Objective —
Are you able to quote each entry exactly as written?

_ _ _ _ _ _ _

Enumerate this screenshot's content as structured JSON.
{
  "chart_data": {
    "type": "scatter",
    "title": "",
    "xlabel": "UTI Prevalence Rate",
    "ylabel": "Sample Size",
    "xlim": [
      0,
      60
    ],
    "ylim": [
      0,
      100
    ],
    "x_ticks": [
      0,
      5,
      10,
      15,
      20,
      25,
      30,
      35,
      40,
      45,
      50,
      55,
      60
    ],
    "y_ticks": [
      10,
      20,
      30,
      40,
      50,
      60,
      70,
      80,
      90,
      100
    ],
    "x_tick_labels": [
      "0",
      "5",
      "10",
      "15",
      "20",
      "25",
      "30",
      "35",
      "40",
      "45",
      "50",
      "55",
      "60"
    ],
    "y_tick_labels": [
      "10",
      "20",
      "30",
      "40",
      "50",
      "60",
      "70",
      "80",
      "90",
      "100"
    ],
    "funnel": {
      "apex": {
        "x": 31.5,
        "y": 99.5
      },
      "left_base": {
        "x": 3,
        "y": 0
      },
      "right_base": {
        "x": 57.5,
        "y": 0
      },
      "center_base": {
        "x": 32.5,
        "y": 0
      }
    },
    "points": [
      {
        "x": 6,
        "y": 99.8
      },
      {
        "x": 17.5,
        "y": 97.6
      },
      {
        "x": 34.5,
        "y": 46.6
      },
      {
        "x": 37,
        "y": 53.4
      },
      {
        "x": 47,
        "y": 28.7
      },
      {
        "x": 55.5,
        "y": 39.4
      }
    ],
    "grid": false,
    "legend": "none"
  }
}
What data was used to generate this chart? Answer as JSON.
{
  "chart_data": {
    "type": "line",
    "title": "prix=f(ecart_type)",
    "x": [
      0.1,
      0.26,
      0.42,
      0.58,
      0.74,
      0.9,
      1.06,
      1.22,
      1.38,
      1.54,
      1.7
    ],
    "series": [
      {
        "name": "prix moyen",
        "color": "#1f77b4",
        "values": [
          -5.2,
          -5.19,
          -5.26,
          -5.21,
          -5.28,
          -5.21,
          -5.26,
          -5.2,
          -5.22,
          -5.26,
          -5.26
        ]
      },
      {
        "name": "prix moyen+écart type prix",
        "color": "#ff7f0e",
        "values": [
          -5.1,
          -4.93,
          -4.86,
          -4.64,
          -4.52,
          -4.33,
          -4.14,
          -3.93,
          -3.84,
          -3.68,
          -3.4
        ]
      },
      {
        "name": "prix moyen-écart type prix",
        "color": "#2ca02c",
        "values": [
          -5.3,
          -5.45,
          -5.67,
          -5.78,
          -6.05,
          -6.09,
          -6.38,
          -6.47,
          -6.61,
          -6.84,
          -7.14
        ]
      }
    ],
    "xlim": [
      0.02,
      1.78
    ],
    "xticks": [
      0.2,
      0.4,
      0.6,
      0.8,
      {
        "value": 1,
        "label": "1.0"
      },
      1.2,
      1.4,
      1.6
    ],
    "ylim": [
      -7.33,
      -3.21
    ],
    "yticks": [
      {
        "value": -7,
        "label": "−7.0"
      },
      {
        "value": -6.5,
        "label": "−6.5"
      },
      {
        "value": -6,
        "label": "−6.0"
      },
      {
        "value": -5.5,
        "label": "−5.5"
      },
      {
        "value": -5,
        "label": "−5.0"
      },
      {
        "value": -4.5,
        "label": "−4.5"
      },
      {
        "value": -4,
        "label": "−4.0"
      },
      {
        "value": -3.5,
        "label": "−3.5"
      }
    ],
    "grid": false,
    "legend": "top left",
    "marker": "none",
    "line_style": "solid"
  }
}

_ _ _ _ _ _ _

Result —
Enumerate this screenshot's content as structured JSON.
{
  "chart_data": {
    "type": "scatter",
    "title": "",
    "xlabel": "UTI Prevalence Rate",
    "ylabel": "Sample Size",
    "xlim": [
      0,
      60
    ],
    "ylim": [
      0,
      100
    ],
    "x_ticks": [
      0,
      5,
      10,
      15,
      20,
      25,
      30,
      35,
      40,
      45,
      50,
      55,
      60
    ],
    "y_ticks": [
      10,
      20,
      30,
      40,
      50,
      60,
      70,
      80,
      90,
      100
    ],
    "x_tick_labels": [
      "0",
      "5",
      "10",
      "15",
      "20",
      "25",
      "30",
      "35",
      "40",
      "45",
      "50",
      "55",
      "60"
    ],
    "y_tick_labels": [
      "10",
      "20",
      "30",
      "40",
      "50",
      "60",
      "70",
      "80",
      "90",
      "100"
    ],
    "funnel": {
      "apex": {
        "x": 31.5,
        "y": 99.5
      },
      "left_base": {
        "x": 3,
        "y": 0
      },
      "right_base": {
        "x": 57.5,
        "y": 0
      },
      "center_base": {
        "x": 32.5,
        "y": 0
      }
    },
    "points": [
      {
        "x": 6,
        "y": 99.8
      },
      {
        "x": 17.5,
        "y": 97.6
      },
      {
        "x": 34.5,
        "y": 46.6
      },
      {
        "x": 37,
        "y": 53.4
      },
      {
        "x": 47,
        "y": 28.7
      },
      {
        "x": 55.5,
        "y": 39.4
      }
    ],
    "grid": false,
    "legend": "none"
  }
}
What data was used to generate this chart? Answer as JSON.
{
  "chart_data": {
    "type": "line",
    "title": "prix=f(ecart_type)",
    "x": [
      0.1,
      0.26,
      0.42,
      0.58,
      0.74,
      0.9,
      1.06,
      1.22,
      1.38,
      1.54,
      1.7
    ],
    "series": [
      {
        "name": "prix moyen",
        "color": "#1f77b4",
        "values": [
          -5.2,
          -5.19,
          -5.26,
          -5.21,
          -5.28,
          -5.21,
          -5.26,
          -5.2,
          -5.22,
          -5.26,
          -5.26
        ]
      },
      {
        "name": "prix moyen+écart type prix",
        "color": "#ff7f0e",
        "values": [
          -5.1,
          -4.93,
          -4.86,
          -4.64,
          -4.52,
          -4.33,
          -4.14,
          -3.93,
          -3.84,
          -3.68,
          -3.4
        ]
      },
      {
        "name": "prix moyen-écart type prix",
        "color": "#2ca02c",
        "values": [
          -5.3,
          -5.45,
          -5.67,
          -5.78,
          -6.05,
          -6.09,
          -6.38,
          -6.47,
          -6.61,
          -6.84,
          -7.14
        ]
      }
    ],
    "xlim": [
      0.02,
      1.78
    ],
    "xticks": [
      0.2,
      0.4,
      0.6,
      0.8,
      {
        "value": 1,
        "label": "1.0"
      },
      1.2,
      1.4,
      1.6
    ],
    "ylim": [
      -7.33,
      -3.21
    ],
    "yticks": [
      {
        "value": -7,
        "label": "−7.0"
      },
      {
        "value": -6.5,
        "label": "−6.5"
      },
      {
        "value": -6,
        "label": "−6.0"
      },
      {
        "value": -5.5,
        "label": "−5.5"
      },
      {
        "value": -5,
        "label": "−5.0"
      },
      {
        "value": -4.5,
        "label": "−4.5"
      },
      {
        "value": -4,
        "label": "−4.0"
      },
      {
        "value": -3.5,
        "label": "−3.5"
      }
    ],
    "grid": false,
    "legend": "top left",
    "marker": "none",
    "line_style": "solid"
  }
}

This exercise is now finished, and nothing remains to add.